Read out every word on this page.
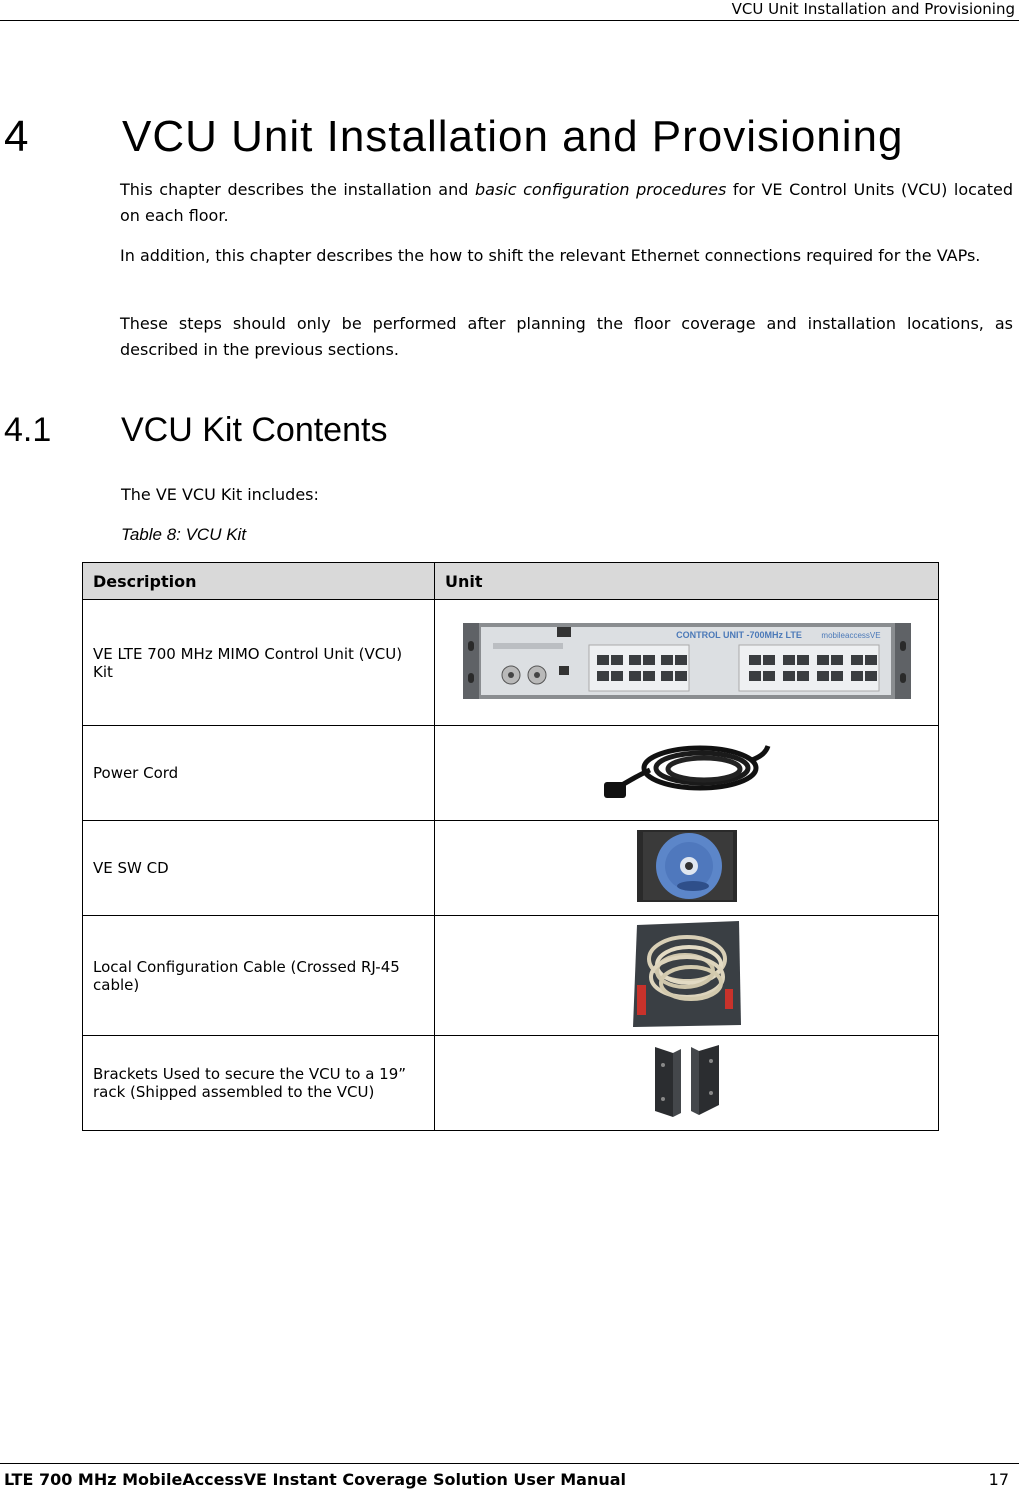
VCU Unit Installation and Provisioning
4 VCU Unit Installation and Provisioning
This chapter describes the installation and basic configuration procedures for VE Control Units (VCU) located on each floor.
In addition, this chapter describes the how to shift the relevant Ethernet connections required for the VAPs.
These steps should only be performed after planning the floor coverage and installation locations, as described in the previous sections.
4.1 VCU Kit Contents
The VE VCU Kit includes:
Table 8: VCU Kit
Description	Unit
VE LTE 700 MHz MIMO Control Unit (VCU) Kit	CONTROL UNIT -700MHz LTE mobileaccessVE

Power Cord	
VE SW CD	
Local Configuration Cable (Crossed RJ-45 cable)	
Brackets Used to secure the VCU to a 19” rack (Shipped assembled to the VCU)	
LTE 700 MHz MobileAccessVE Instant Coverage Solution User Manual	17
────
All the material shown above is to be copied exactly, with no pictures carried over.

[Solution to this task]:
Read out every word on this page.
VCU Unit Installation and Provisioning
4 VCU Unit Installation and Provisioning
This chapter describes the installation and basic configuration procedures for VE Control Units (VCU) located on each floor.
In addition, this chapter describes the how to shift the relevant Ethernet connections required for the VAPs.
These steps should only be performed after planning the floor coverage and installation locations, as described in the previous sections.
4.1 VCU Kit Contents
The VE VCU Kit includes:
Table 8: VCU Kit
Description	Unit
VE LTE 700 MHz MIMO Control Unit (VCU) Kit	CONTROL UNIT -700MHz LTE mobileaccessVE

Power Cord	
VE SW CD	
Local Configuration Cable (Crossed RJ-45 cable)	
Brackets Used to secure the VCU to a 19” rack (Shipped assembled to the VCU)	
LTE 700 MHz MobileAccessVE Instant Coverage Solution User Manual	17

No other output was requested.